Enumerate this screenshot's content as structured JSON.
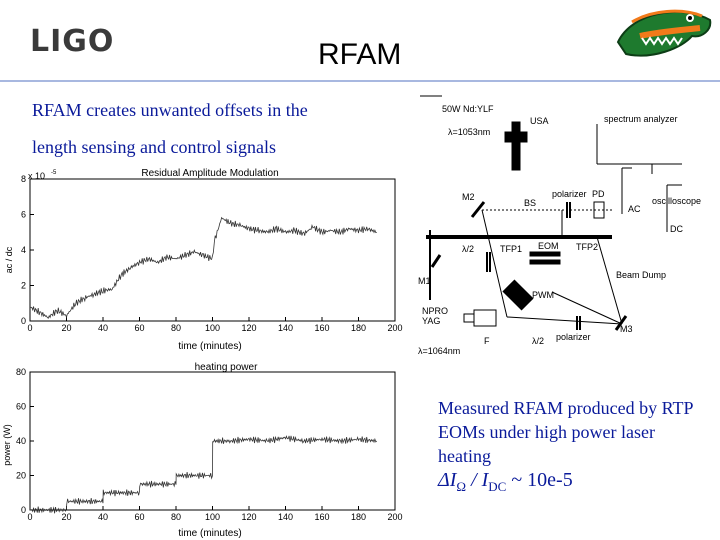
{
  "slide": {
    "logo_text": "LIGO",
    "title": "RFAM",
    "intro_line1": "RFAM creates unwanted offsets in the",
    "intro_line2": "length sensing and control signals",
    "caption": "Measured RFAM produced by RTP EOMs under high power laser heating",
    "formula": {
      "prefix": "ΔI",
      "subscript": "Ω",
      "divider": " / I",
      "subscript2": "DC",
      "suffix": " ~ 10e-5"
    },
    "accent_color": "#0a1a9a"
  },
  "chart_data": [
    {
      "type": "line",
      "title": "Residual Amplitude Modulation",
      "xlabel": "time (minutes)",
      "ylabel": "ac / dc",
      "multiplier": "x 10",
      "multiplier_exp": "-5",
      "xlim": [
        0,
        200
      ],
      "ylim": [
        0,
        8
      ],
      "xticks": [
        "0",
        "20",
        "40",
        "60",
        "80",
        "100",
        "120",
        "140",
        "160",
        "180",
        "200"
      ],
      "yticks": [
        "0",
        "2",
        "4",
        "6",
        "8"
      ],
      "series": [
        {
          "x": [
            0,
            10,
            15,
            20,
            25,
            30,
            35,
            40,
            45,
            50,
            55,
            60,
            65,
            70,
            75,
            80,
            85,
            90,
            95,
            100,
            101,
            105,
            110,
            115,
            120,
            125,
            130,
            135,
            140,
            145,
            150,
            155,
            160,
            165,
            170,
            175,
            180,
            185,
            190
          ],
          "y": [
            0.8,
            0.2,
            0.6,
            0.3,
            1.0,
            1.3,
            1.5,
            1.7,
            1.8,
            2.6,
            3.0,
            3.3,
            3.5,
            3.3,
            3.6,
            3.5,
            3.7,
            3.9,
            3.7,
            3.5,
            4.5,
            5.8,
            5.5,
            5.4,
            5.2,
            5.1,
            5.0,
            5.2,
            5.0,
            5.1,
            4.9,
            5.3,
            5.0,
            5.1,
            5.0,
            5.2,
            5.1,
            5.2,
            5.0
          ]
        }
      ]
    },
    {
      "type": "line",
      "title": "heating power",
      "xlabel": "time (minutes)",
      "ylabel": "power (W)",
      "xlim": [
        0,
        200
      ],
      "ylim": [
        0,
        80
      ],
      "xticks": [
        "0",
        "20",
        "40",
        "60",
        "80",
        "100",
        "120",
        "140",
        "160",
        "180",
        "200"
      ],
      "yticks": [
        "0",
        "20",
        "40",
        "60",
        "80"
      ],
      "series": [
        {
          "x": [
            0,
            20,
            20.1,
            40,
            40.1,
            60,
            60.1,
            80,
            80.1,
            100,
            100.1,
            110,
            120,
            130,
            140,
            150,
            160,
            170,
            180,
            190
          ],
          "y": [
            0,
            0,
            5,
            5,
            10,
            10,
            15,
            15,
            20,
            20,
            40,
            40,
            41,
            40,
            42,
            40,
            41,
            40,
            41,
            40
          ]
        }
      ]
    }
  ],
  "diagram": {
    "laser": "50W Nd:YLF",
    "laser_wavelength": "λ=1053nm",
    "usa": "USA",
    "spectrum_analyzer": "spectrum analyzer",
    "m2": "M2",
    "bs": "BS",
    "polarizer_top": "polarizer",
    "pd": "PD",
    "ac": "AC",
    "oscilloscope": "oscilloscope",
    "dc": "DC",
    "half_wave_left": "λ/2",
    "tfp1": "TFP1",
    "eom": "EOM",
    "tfp2": "TFP2",
    "beam_dump": "Beam Dump",
    "m1": "M1",
    "pwm": "PWM",
    "nprc": "NPRO",
    "yag": "YAG",
    "f": "F",
    "half_wave_bottom": "λ/2",
    "polarizer_bottom": "polarizer",
    "m3": "M3",
    "source_wavelength": "λ=1064nm"
  }
}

___

Keep the pictures out and write out the records exactly.

Enumerate this screenshot's content as structured JSON.
{
  "slide": {
    "logo_text": "LIGO",
    "title": "RFAM",
    "intro_line1": "RFAM creates unwanted offsets in the",
    "intro_line2": "length sensing and control signals",
    "caption": "Measured RFAM produced by RTP EOMs under high power laser heating",
    "formula": {
      "prefix": "ΔI",
      "subscript": "Ω",
      "divider": " / I",
      "subscript2": "DC",
      "suffix": " ~ 10e-5"
    },
    "accent_color": "#0a1a9a"
  },
  "chart_data": [
    {
      "type": "line",
      "title": "Residual Amplitude Modulation",
      "xlabel": "time (minutes)",
      "ylabel": "ac / dc",
      "multiplier": "x 10",
      "multiplier_exp": "-5",
      "xlim": [
        0,
        200
      ],
      "ylim": [
        0,
        8
      ],
      "xticks": [
        "0",
        "20",
        "40",
        "60",
        "80",
        "100",
        "120",
        "140",
        "160",
        "180",
        "200"
      ],
      "yticks": [
        "0",
        "2",
        "4",
        "6",
        "8"
      ],
      "series": [
        {
          "x": [
            0,
            10,
            15,
            20,
            25,
            30,
            35,
            40,
            45,
            50,
            55,
            60,
            65,
            70,
            75,
            80,
            85,
            90,
            95,
            100,
            101,
            105,
            110,
            115,
            120,
            125,
            130,
            135,
            140,
            145,
            150,
            155,
            160,
            165,
            170,
            175,
            180,
            185,
            190
          ],
          "y": [
            0.8,
            0.2,
            0.6,
            0.3,
            1.0,
            1.3,
            1.5,
            1.7,
            1.8,
            2.6,
            3.0,
            3.3,
            3.5,
            3.3,
            3.6,
            3.5,
            3.7,
            3.9,
            3.7,
            3.5,
            4.5,
            5.8,
            5.5,
            5.4,
            5.2,
            5.1,
            5.0,
            5.2,
            5.0,
            5.1,
            4.9,
            5.3,
            5.0,
            5.1,
            5.0,
            5.2,
            5.1,
            5.2,
            5.0
          ]
        }
      ]
    },
    {
      "type": "line",
      "title": "heating power",
      "xlabel": "time (minutes)",
      "ylabel": "power (W)",
      "xlim": [
        0,
        200
      ],
      "ylim": [
        0,
        80
      ],
      "xticks": [
        "0",
        "20",
        "40",
        "60",
        "80",
        "100",
        "120",
        "140",
        "160",
        "180",
        "200"
      ],
      "yticks": [
        "0",
        "20",
        "40",
        "60",
        "80"
      ],
      "series": [
        {
          "x": [
            0,
            20,
            20.1,
            40,
            40.1,
            60,
            60.1,
            80,
            80.1,
            100,
            100.1,
            110,
            120,
            130,
            140,
            150,
            160,
            170,
            180,
            190
          ],
          "y": [
            0,
            0,
            5,
            5,
            10,
            10,
            15,
            15,
            20,
            20,
            40,
            40,
            41,
            40,
            42,
            40,
            41,
            40,
            41,
            40
          ]
        }
      ]
    }
  ],
  "diagram": {
    "laser": "50W Nd:YLF",
    "laser_wavelength": "λ=1053nm",
    "usa": "USA",
    "spectrum_analyzer": "spectrum analyzer",
    "m2": "M2",
    "bs": "BS",
    "polarizer_top": "polarizer",
    "pd": "PD",
    "ac": "AC",
    "oscilloscope": "oscilloscope",
    "dc": "DC",
    "half_wave_left": "λ/2",
    "tfp1": "TFP1",
    "eom": "EOM",
    "tfp2": "TFP2",
    "beam_dump": "Beam Dump",
    "m1": "M1",
    "pwm": "PWM",
    "nprc": "NPRO",
    "yag": "YAG",
    "f": "F",
    "half_wave_bottom": "λ/2",
    "polarizer_bottom": "polarizer",
    "m3": "M3",
    "source_wavelength": "λ=1064nm"
  }
}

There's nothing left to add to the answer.